Stored data entries:
========================================

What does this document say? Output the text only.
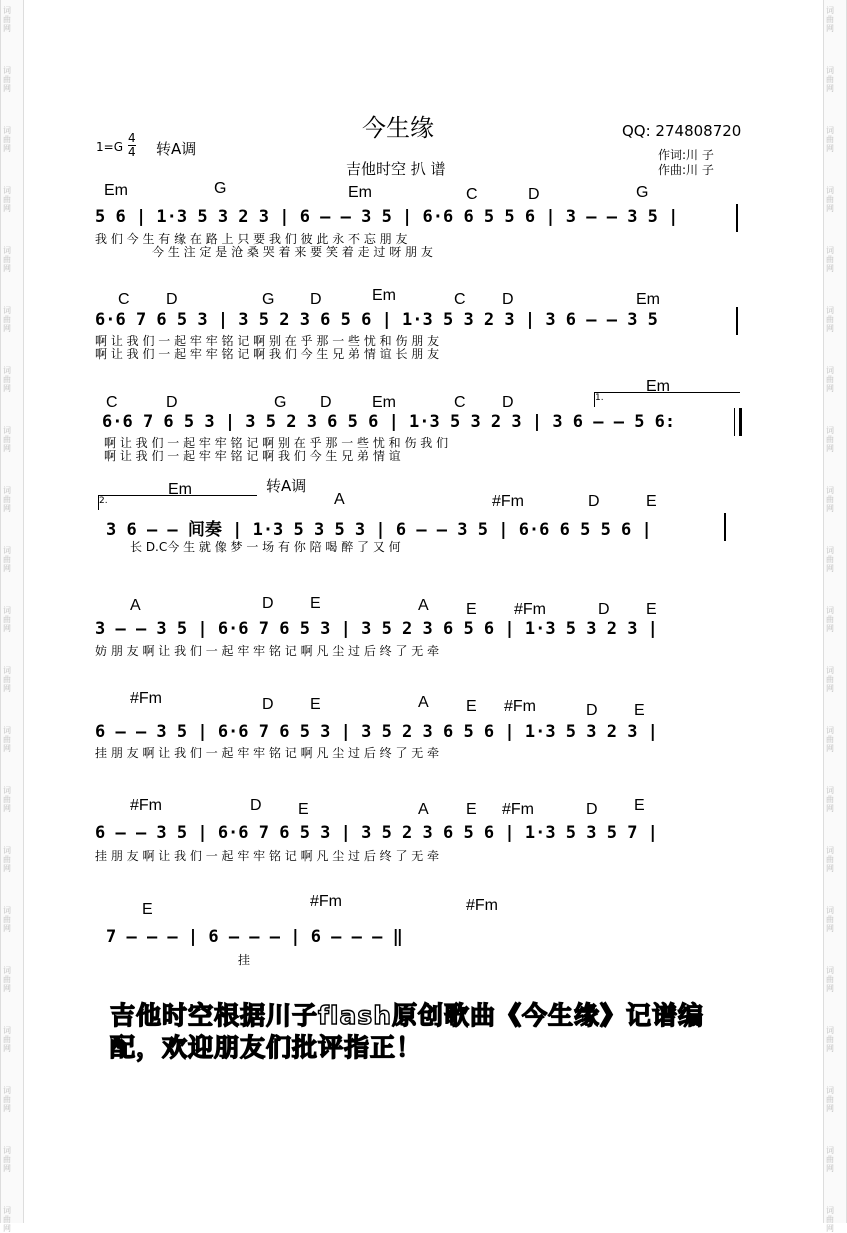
词曲网
词曲网
词曲网
词曲网
词曲网
词曲网
词曲网
词曲网
词曲网
词曲网
词曲网
词曲网
词曲网
词曲网
词曲网
词曲网
词曲网
词曲网
词曲网
词曲网
词曲网
词曲网
词曲网
词曲网
词曲网
词曲网
词曲网
词曲网
词曲网
词曲网
词曲网
词曲网
词曲网
词曲网
词曲网
词曲网
词曲网
词曲网
词曲网
词曲网
词曲网
词曲网
今生缘	QQ: 274808720
1=G
4
4 转A调	作词:川 子
作曲:川 子
吉他时空 扒 谱
Em	G	Em	C	D	G
5 6 | 1·3 5 3 2 3 | 6 — — 3 5 | 6·6 6 5 5 6 | 3 — — 3 5 |
我 们 今 生 有 缘 在 路 上 只 要 我 们 彼 此 永 不 忘 朋 友
今 生 注 定 是 沧 桑 哭 着 来 要 笑 着 走 过 呀 朋 友
C D	G D	Em	C D	Em
6·6 7 6 5 3 | 3 5 2 3 6 5 6 | 1·3 5 3 2 3 | 3 6 — — 3 5
啊 让 我 们 一 起 牢 牢 铭 记 啊 别 在 乎 那 一 些 忧 和 伤 朋 友
啊 让 我 们 一 起 牢 牢 铭 记 啊 我 们 今 生 兄 弟 情 谊 长 朋 友
1.
Em
C	D	G D	Em	C D
6·6 7 6 5 3 | 3 5 2 3 6 5 6 | 1·3 5 3 2 3 | 3 6 — — 5 6:
啊 让 我 们 一 起 牢 牢 铭 记 啊 别 在 乎 那 一 些 忧 和 伤 我 们
啊 让 我 们 一 起 牢 牢 铭 记 啊 我 们 今 生 兄 弟 情 谊
2.
Em	转A调
A	#Fm	D	E
3 6 — — 间奏 | 1·3 5 3 5 3 | 6 — — 3 5 | 6·6 6 5 5 6 |
长 D.C今 生 就 像 梦 一 场 有 你 陪 喝 醉 了 又 何
A	D E	A E #Fm	D E
3 — — 3 5 | 6·6 7 6 5 3 | 3 5 2 3 6 5 6 | 1·3 5 3 2 3 |
妨 朋 友 啊 让 我 们 一 起 牢 牢 铭 记 啊 凡 尘 过 后 终 了 无 牵
#Fm	D E	A E #Fm	D E
6 — — 3 5 | 6·6 7 6 5 3 | 3 5 2 3 6 5 6 | 1·3 5 3 2 3 |
挂 朋 友 啊 让 我 们 一 起 牢 牢 铭 记 啊 凡 尘 过 后 终 了 无 牵
#Fm	D E	A E #Fm	D E
6 — — 3 5 | 6·6 7 6 5 3 | 3 5 2 3 6 5 6 | 1·3 5 3 5 7 |
挂 朋 友 啊 让 我 们 一 起 牢 牢 铭 记 啊 凡 尘 过 后 终 了 无 牵
E	#Fm	#Fm
7 — — — | 6 — — — | 6 — — — ‖
挂
吉他时空根据川子flash原创歌曲《今生缘》记谱编配，欢迎朋友们批评指正！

========================================

» Set task: Copy out each line word for word, please, skipping the images.

» Output for this task:
What does this document say? Output the text only.
词曲网
词曲网
词曲网
词曲网
词曲网
词曲网
词曲网
词曲网
词曲网
词曲网
词曲网
词曲网
词曲网
词曲网
词曲网
词曲网
词曲网
词曲网
词曲网
词曲网
词曲网
词曲网
词曲网
词曲网
词曲网
词曲网
词曲网
词曲网
词曲网
词曲网
词曲网
词曲网
词曲网
词曲网
词曲网
词曲网
词曲网
词曲网
词曲网
词曲网
词曲网
词曲网
今生缘	QQ: 274808720
1=G
4
4 转A调	作词:川 子
作曲:川 子
吉他时空 扒 谱
Em	G	Em	C	D	G
5 6 | 1·3 5 3 2 3 | 6 — — 3 5 | 6·6 6 5 5 6 | 3 — — 3 5 |
我 们 今 生 有 缘 在 路 上 只 要 我 们 彼 此 永 不 忘 朋 友
今 生 注 定 是 沧 桑 哭 着 来 要 笑 着 走 过 呀 朋 友
C D	G D	Em	C D	Em
6·6 7 6 5 3 | 3 5 2 3 6 5 6 | 1·3 5 3 2 3 | 3 6 — — 3 5
啊 让 我 们 一 起 牢 牢 铭 记 啊 别 在 乎 那 一 些 忧 和 伤 朋 友
啊 让 我 们 一 起 牢 牢 铭 记 啊 我 们 今 生 兄 弟 情 谊 长 朋 友
1.
Em
C	D	G D	Em	C D
6·6 7 6 5 3 | 3 5 2 3 6 5 6 | 1·3 5 3 2 3 | 3 6 — — 5 6:
啊 让 我 们 一 起 牢 牢 铭 记 啊 别 在 乎 那 一 些 忧 和 伤 我 们
啊 让 我 们 一 起 牢 牢 铭 记 啊 我 们 今 生 兄 弟 情 谊
2.
Em	转A调
A	#Fm	D	E
3 6 — — 间奏 | 1·3 5 3 5 3 | 6 — — 3 5 | 6·6 6 5 5 6 |
长 D.C今 生 就 像 梦 一 场 有 你 陪 喝 醉 了 又 何
A	D E	A E #Fm	D E
3 — — 3 5 | 6·6 7 6 5 3 | 3 5 2 3 6 5 6 | 1·3 5 3 2 3 |
妨 朋 友 啊 让 我 们 一 起 牢 牢 铭 记 啊 凡 尘 过 后 终 了 无 牵
#Fm	D E	A E #Fm	D E
6 — — 3 5 | 6·6 7 6 5 3 | 3 5 2 3 6 5 6 | 1·3 5 3 2 3 |
挂 朋 友 啊 让 我 们 一 起 牢 牢 铭 记 啊 凡 尘 过 后 终 了 无 牵
#Fm	D E	A E #Fm	D E
6 — — 3 5 | 6·6 7 6 5 3 | 3 5 2 3 6 5 6 | 1·3 5 3 5 7 |
挂 朋 友 啊 让 我 们 一 起 牢 牢 铭 记 啊 凡 尘 过 后 终 了 无 牵
E	#Fm	#Fm
7 — — — | 6 — — — | 6 — — — ‖
挂
吉他时空根据川子flash原创歌曲《今生缘》记谱编配，欢迎朋友们批评指正！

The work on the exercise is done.